Excerpted passage:
:::::

A joint Fermilab/SLAC publication

World Science Festival: Time Since Einstein

07/01/09

There was a strong science vibe in New York City as the World Science Festival rang in its third year. Founded by string theorist and author Brian Greene and  journalist Tracy Day, the festival hosted forty events over four days that sold out at various locations throughout the city.

"Time, I think, is a little bit like love," began moderator John Hockenberry. "It's accessible to all of us; it is intuitively experienced by all of us in the same way; yet it retains its mystery at whatever level you weigh in on it. It is a mysterious force that we all can experience and share." And so Hockenberry opened the panel discussion at the World Science Festival titled "Time Since Einstein." The award-winning journalist nearly slaps his audience awake with his booming voice and dramatic inflection, and by the end of the talk you just want to chat with him for hours.

The panel members were enough to make this science nerd drool: physicists George Ellis, Roger Penrose, Sean Carroll, and Fotini Markopoulou-Kalamara, who were joined by the two very physics-savvy philosophers David Albert and Michael Heller. The panel had its work cut out for it, given the task to cover everything we've learned and begun to question about time since the relativity revolution incited by Einstein. By the end, my friend and I wondered, "Would someone with no physics background think these people knew an incredible amount about time, or nothing at all?" And really, both are true. For as much as we've learned since Einstein, we've only found more to wonder about.

:::::

Stored data:
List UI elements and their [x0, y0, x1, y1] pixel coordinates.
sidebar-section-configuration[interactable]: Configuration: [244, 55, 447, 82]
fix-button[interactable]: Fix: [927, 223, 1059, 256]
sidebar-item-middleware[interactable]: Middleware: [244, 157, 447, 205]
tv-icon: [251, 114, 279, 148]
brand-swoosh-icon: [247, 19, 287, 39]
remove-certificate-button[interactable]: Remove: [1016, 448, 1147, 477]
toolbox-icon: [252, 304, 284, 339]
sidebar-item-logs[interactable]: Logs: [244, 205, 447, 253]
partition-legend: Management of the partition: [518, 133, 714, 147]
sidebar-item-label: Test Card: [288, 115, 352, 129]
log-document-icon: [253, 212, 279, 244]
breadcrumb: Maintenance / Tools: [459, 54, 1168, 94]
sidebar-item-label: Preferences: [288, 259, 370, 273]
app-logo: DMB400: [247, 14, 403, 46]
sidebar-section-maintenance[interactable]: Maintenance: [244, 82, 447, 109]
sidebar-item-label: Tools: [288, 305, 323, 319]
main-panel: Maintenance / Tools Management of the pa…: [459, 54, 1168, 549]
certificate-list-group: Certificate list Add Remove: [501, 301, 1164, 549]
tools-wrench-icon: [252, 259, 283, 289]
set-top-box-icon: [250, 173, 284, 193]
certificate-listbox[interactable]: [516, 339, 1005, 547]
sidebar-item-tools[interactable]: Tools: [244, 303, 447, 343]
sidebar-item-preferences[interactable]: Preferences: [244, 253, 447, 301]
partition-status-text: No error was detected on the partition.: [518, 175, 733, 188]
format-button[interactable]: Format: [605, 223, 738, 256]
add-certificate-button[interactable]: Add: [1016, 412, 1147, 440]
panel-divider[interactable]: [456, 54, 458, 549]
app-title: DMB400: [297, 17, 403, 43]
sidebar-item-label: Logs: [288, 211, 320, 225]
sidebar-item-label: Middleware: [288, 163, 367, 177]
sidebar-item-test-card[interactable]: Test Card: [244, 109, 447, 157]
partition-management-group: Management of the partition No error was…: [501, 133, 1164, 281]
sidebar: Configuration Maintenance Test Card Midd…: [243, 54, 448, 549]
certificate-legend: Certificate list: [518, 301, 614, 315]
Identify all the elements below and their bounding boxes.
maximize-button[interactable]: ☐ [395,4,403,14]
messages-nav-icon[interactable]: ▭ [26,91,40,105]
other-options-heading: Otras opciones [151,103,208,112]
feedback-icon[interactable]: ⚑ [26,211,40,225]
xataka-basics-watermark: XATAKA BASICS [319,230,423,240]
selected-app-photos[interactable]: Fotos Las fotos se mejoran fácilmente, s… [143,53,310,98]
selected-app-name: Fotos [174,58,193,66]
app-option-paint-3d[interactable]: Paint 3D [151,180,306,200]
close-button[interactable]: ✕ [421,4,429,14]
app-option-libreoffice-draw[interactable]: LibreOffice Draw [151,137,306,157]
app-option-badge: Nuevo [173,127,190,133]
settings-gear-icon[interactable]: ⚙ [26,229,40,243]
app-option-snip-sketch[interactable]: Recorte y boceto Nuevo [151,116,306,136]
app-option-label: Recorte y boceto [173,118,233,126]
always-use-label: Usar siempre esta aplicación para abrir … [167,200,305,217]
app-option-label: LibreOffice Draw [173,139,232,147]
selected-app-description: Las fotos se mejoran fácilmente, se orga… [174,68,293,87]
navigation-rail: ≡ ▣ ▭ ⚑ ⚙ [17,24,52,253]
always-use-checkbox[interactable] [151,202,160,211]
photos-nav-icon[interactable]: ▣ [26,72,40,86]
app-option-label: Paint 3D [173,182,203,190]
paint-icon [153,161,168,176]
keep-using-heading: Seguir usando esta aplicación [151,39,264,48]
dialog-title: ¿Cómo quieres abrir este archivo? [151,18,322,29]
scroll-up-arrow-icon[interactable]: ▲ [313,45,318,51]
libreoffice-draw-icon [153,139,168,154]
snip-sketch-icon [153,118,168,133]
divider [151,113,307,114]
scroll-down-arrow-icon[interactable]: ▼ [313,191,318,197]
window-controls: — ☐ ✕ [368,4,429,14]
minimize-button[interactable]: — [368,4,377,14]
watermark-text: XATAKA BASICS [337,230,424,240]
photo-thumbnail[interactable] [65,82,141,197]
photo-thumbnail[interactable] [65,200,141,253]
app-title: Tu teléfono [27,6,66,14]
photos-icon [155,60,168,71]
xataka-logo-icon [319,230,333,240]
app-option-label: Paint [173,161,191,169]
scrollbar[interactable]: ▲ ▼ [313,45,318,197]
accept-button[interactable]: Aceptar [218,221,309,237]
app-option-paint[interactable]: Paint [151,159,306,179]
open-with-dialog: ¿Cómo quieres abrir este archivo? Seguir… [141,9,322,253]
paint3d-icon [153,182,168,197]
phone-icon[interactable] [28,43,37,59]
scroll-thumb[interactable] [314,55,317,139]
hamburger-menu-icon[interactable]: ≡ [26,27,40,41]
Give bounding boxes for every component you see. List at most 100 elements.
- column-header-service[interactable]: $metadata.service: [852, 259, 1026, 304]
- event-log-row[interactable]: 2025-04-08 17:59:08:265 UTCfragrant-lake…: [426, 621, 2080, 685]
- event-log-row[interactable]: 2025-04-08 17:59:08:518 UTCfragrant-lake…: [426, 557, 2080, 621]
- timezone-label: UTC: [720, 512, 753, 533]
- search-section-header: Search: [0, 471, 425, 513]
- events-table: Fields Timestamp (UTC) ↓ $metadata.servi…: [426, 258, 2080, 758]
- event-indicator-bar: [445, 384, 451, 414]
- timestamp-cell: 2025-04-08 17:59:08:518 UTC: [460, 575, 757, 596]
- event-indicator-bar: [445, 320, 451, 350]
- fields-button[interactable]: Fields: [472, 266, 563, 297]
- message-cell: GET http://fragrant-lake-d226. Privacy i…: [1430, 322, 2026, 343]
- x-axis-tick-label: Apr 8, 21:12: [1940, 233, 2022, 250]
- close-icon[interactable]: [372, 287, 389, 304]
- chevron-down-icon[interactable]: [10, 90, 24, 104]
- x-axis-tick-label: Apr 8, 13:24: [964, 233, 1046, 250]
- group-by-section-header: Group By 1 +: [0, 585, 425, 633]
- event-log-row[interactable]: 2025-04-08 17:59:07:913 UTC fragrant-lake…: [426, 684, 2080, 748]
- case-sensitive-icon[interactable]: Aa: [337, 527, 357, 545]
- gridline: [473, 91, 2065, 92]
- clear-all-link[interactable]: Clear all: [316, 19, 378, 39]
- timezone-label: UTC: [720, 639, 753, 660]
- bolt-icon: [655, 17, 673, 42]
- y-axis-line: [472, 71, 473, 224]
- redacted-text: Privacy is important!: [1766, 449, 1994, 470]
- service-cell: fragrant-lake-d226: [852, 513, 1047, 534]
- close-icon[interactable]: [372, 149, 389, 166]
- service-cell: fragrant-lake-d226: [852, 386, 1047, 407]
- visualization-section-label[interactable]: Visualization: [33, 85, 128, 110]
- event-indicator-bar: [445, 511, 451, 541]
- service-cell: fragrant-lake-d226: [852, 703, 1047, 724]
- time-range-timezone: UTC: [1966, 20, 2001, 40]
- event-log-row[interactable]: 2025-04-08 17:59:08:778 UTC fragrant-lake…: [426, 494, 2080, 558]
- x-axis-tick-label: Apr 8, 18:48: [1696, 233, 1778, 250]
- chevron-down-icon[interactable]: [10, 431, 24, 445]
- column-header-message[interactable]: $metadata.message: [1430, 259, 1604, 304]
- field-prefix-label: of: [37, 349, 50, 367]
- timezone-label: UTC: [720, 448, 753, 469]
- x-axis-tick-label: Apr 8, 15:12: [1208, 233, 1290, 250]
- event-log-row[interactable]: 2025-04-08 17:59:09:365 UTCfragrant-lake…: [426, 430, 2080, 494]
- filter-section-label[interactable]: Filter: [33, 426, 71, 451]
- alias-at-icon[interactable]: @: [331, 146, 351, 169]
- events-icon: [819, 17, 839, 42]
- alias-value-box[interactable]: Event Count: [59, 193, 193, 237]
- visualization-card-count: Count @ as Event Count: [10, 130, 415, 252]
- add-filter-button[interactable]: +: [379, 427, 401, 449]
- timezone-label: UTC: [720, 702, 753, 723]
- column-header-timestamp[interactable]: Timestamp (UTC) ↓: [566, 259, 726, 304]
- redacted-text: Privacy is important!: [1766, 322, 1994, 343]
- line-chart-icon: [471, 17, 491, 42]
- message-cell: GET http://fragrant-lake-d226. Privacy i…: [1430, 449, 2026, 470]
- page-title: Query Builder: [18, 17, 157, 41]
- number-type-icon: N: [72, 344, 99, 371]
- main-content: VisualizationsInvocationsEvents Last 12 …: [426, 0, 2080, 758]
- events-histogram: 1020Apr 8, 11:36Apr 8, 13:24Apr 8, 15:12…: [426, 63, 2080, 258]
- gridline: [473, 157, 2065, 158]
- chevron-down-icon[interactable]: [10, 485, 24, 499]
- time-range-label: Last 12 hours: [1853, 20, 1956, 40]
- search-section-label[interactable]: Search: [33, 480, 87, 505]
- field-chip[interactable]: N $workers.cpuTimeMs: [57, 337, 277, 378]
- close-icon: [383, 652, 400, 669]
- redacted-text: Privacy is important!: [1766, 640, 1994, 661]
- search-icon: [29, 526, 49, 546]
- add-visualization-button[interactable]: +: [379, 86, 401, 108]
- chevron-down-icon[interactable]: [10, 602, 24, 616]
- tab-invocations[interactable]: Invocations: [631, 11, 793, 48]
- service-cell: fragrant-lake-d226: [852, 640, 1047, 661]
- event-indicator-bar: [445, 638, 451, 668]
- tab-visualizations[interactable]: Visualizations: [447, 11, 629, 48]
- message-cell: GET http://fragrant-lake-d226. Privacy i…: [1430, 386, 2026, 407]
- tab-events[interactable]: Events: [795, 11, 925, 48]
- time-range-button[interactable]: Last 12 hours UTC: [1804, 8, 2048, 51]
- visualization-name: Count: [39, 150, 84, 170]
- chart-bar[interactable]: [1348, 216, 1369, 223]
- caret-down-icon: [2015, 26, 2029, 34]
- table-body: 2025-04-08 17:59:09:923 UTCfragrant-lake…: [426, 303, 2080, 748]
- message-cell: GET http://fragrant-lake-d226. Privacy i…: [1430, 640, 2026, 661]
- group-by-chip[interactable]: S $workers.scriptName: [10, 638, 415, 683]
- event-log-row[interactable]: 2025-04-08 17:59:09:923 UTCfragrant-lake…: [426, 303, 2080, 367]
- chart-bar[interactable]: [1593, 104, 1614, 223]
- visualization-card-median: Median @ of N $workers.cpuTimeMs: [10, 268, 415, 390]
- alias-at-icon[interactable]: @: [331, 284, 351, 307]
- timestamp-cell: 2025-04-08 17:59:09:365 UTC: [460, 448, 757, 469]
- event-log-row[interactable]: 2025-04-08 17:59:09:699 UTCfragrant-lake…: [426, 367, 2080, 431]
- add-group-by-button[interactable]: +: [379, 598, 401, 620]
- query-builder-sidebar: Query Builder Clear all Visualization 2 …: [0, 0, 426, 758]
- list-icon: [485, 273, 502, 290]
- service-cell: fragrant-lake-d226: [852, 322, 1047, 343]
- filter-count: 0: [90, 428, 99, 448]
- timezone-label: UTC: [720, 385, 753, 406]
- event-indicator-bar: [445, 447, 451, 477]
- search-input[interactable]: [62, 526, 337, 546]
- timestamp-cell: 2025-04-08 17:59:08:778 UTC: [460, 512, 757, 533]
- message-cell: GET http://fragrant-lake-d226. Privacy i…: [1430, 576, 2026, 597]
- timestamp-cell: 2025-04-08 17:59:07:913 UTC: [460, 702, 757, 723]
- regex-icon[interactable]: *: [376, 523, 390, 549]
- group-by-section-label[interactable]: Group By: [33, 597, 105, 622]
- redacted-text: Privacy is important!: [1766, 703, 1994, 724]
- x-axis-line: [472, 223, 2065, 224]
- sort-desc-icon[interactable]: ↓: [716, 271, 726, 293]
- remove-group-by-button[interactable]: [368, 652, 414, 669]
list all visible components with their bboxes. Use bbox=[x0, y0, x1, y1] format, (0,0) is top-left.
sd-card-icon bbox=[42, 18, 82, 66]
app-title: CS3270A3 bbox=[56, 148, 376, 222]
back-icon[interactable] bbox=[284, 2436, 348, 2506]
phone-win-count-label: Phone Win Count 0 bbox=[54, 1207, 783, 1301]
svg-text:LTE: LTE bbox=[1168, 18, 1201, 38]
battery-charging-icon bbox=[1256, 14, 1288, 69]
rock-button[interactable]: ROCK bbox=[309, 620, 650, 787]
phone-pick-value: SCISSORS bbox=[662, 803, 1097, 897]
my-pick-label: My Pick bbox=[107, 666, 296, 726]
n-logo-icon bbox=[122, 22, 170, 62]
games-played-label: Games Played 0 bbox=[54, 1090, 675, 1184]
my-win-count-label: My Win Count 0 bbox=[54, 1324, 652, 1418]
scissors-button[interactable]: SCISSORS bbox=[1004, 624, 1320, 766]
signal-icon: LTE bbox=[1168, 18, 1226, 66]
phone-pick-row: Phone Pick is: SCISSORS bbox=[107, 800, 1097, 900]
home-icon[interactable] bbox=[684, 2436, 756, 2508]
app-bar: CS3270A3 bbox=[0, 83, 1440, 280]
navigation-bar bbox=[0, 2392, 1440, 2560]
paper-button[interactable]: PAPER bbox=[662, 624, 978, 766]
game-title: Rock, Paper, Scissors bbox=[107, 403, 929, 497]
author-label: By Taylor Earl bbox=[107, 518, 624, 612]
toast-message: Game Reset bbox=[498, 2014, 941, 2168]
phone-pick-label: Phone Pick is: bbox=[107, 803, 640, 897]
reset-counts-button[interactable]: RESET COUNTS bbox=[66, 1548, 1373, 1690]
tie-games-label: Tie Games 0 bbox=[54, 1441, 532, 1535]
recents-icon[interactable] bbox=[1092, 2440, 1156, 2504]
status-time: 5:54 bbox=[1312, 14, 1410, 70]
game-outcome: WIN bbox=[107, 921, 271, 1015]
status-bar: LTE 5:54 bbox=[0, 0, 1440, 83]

:::::

Problem to solve:
Write the next part of the article on the World Science Festival's "Time Since Einstein" panel, picking up right after its final sentence.

Response:
What is time? No, really, what is it? A dimension of space-time, says relativity, but is it physical? Or just mental? Why does it seem to move forward and not back? Does the universe acknowledge the arrow of time that we experience? How big is time? Does our notion of "now" have any validity? Is time quantized? And are the answers to these questions within the grasp of physics?

Einstein revolutionized our notion of time, and experimental evidence has since shown that time is in fact relative; it depends on where you are and how you are moving. Time was once the stage on which events occurred, but after Einstein, it became a player on the stage, equally influenced by the other players. "Our notion of time is very physical," says Markopoulou-Kalamara. She's referring to the fact that our concept of time often relies on physical cues, such as something we heard or saw. So is time just a series of events or changes in spatial dimensions? Einstein linked space and time into the dimension of space-time, and now scientists wonder if they can ever untangle the two. The nature of time, like many of physics' most confounding issues, is explored on both the largest and the smallest scales we know of.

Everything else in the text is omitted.